■ What you will do
Locate all lines with the word "icon" and copy them out.

(Stored data)
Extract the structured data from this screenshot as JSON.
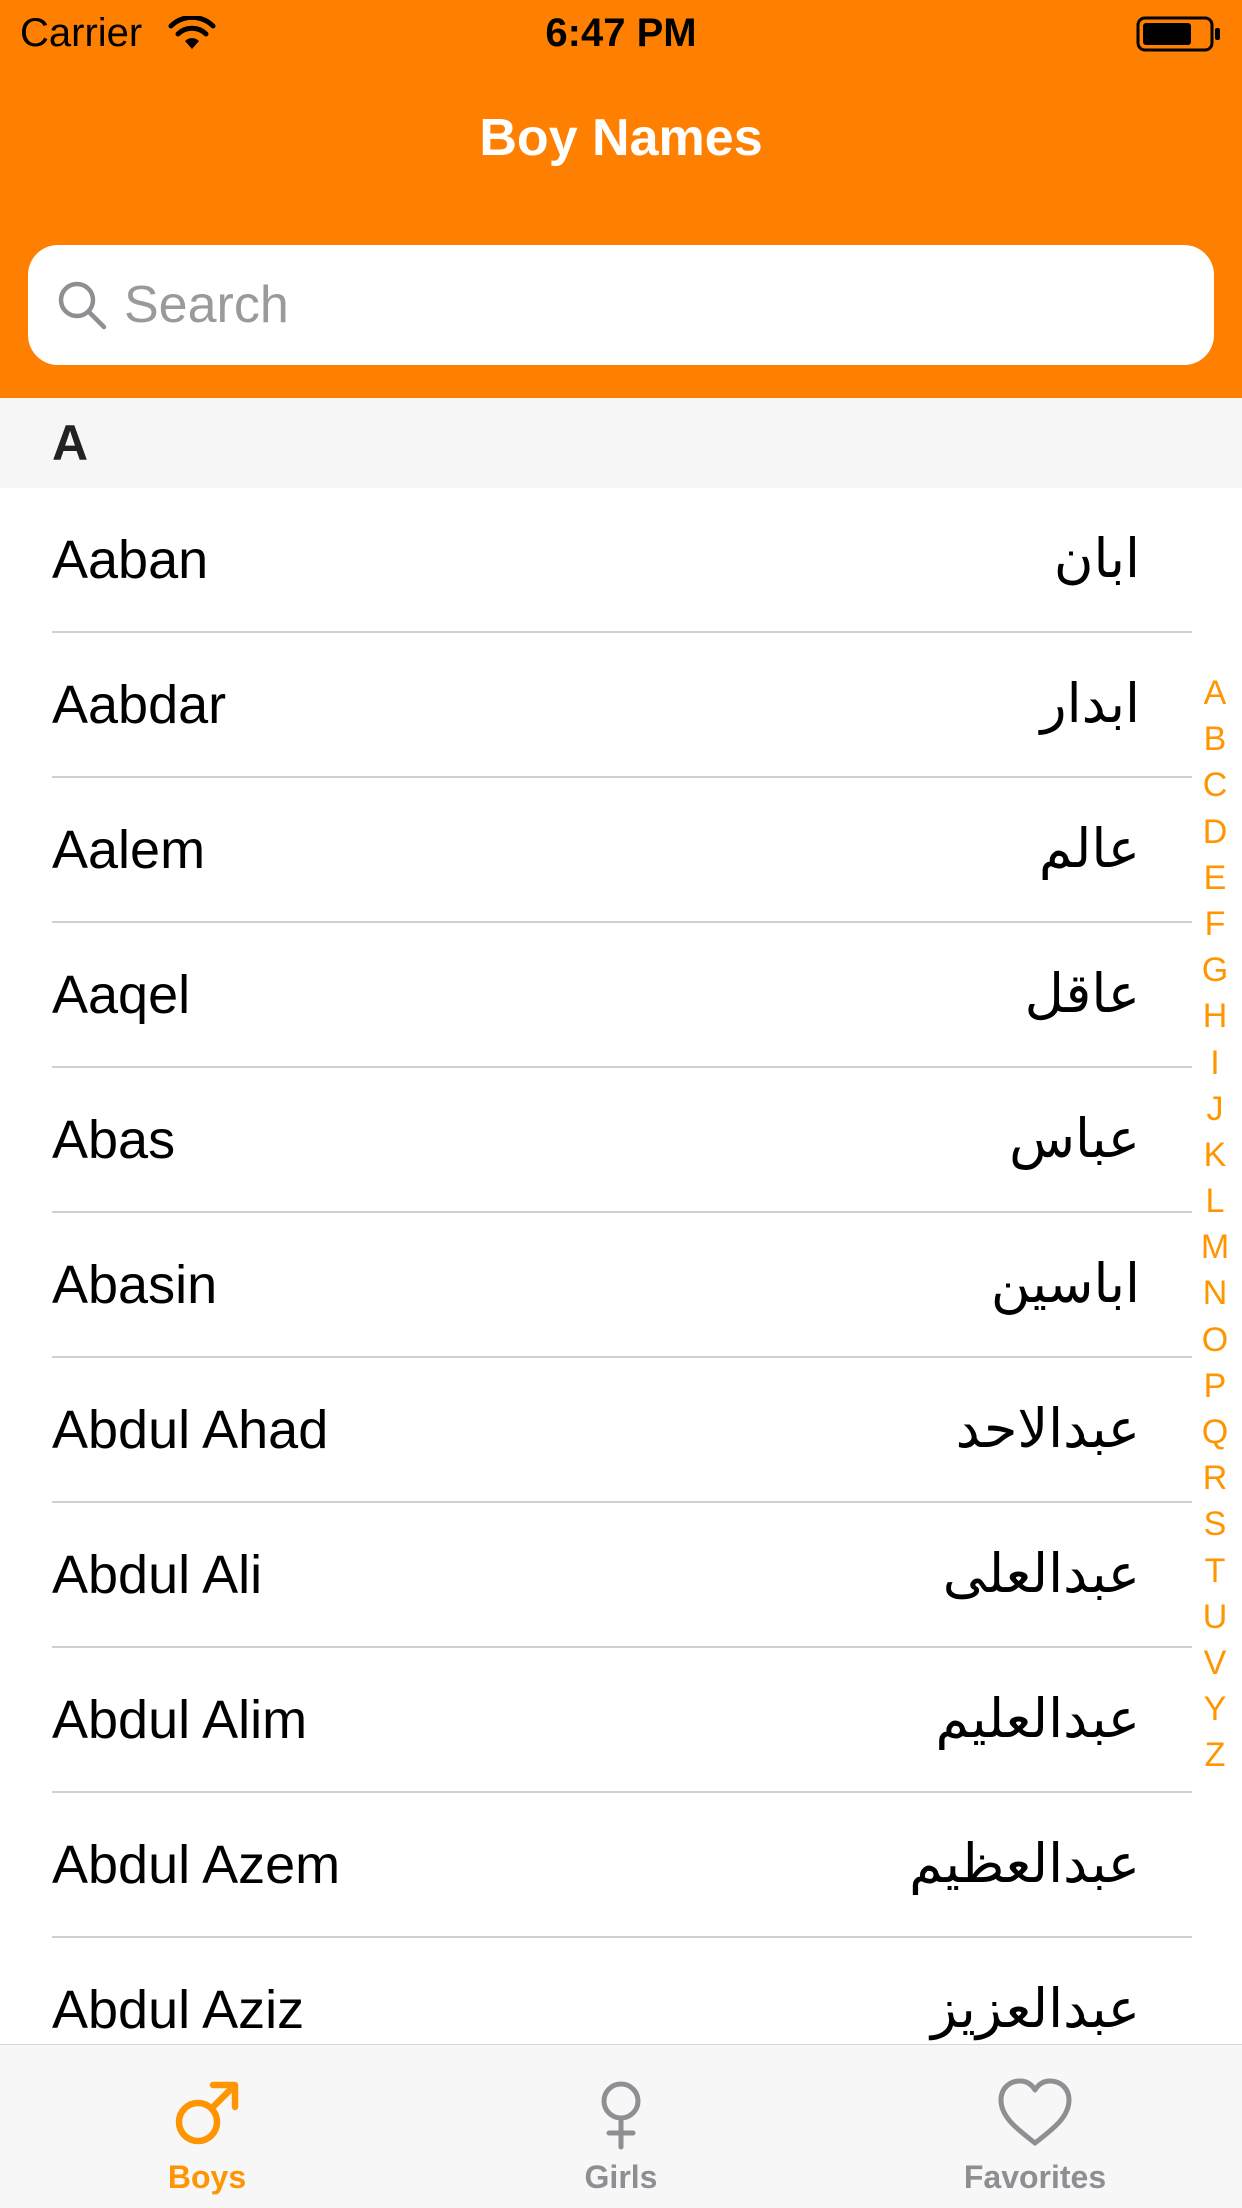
{
  "status_bar": {
    "carrier": "Carrier",
    "time": "6:47 PM",
    "wifi_icon": "wifi-icon",
    "battery_icon": "battery-icon"
  },
  "nav": {
    "title": "Boy Names"
  },
  "search": {
    "placeholder": "Search",
    "value": "",
    "icon": "search-icon"
  },
  "section": {
    "header": "A"
  },
  "names": [
    {
      "english": "Aaban",
      "arabic": "ابان"
    },
    {
      "english": "Aabdar",
      "arabic": "ابدار"
    },
    {
      "english": "Aalem",
      "arabic": "عالم"
    },
    {
      "english": "Aaqel",
      "arabic": "عاقل"
    },
    {
      "english": "Abas",
      "arabic": "عباس"
    },
    {
      "english": "Abasin",
      "arabic": "اباسين"
    },
    {
      "english": "Abdul Ahad",
      "arabic": "عبدالاحد"
    },
    {
      "english": "Abdul Ali",
      "arabic": "عبدالعلى"
    },
    {
      "english": "Abdul Alim",
      "arabic": "عبدالعليم"
    },
    {
      "english": "Abdul Azem",
      "arabic": "عبدالعظيم"
    },
    {
      "english": "Abdul Aziz",
      "arabic": "عبدالعزيز"
    }
  ],
  "index_letters": [
    "A",
    "B",
    "C",
    "D",
    "E",
    "F",
    "G",
    "H",
    "I",
    "J",
    "K",
    "L",
    "M",
    "N",
    "O",
    "P",
    "Q",
    "R",
    "S",
    "T",
    "U",
    "V",
    "Y",
    "Z"
  ],
  "tabs": [
    {
      "label": "Boys",
      "icon": "male-symbol-icon",
      "selected": true
    },
    {
      "label": "Girls",
      "icon": "female-symbol-icon",
      "selected": false
    },
    {
      "label": "Favorites",
      "icon": "heart-icon",
      "selected": false
    }
  ],
  "colors": {
    "accent": "#FF8000",
    "index_accent": "#FF9500",
    "tab_active": "#FF9500",
    "tab_inactive": "#8E8E93"
  }
}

■ Response to this exercise
    "wifi_icon": "wifi-icon",
    "battery_icon": "battery-icon"
    "icon": "search-icon"
      "icon": "male-symbol-icon",
      "icon": "female-symbol-icon",
      "icon": "heart-icon",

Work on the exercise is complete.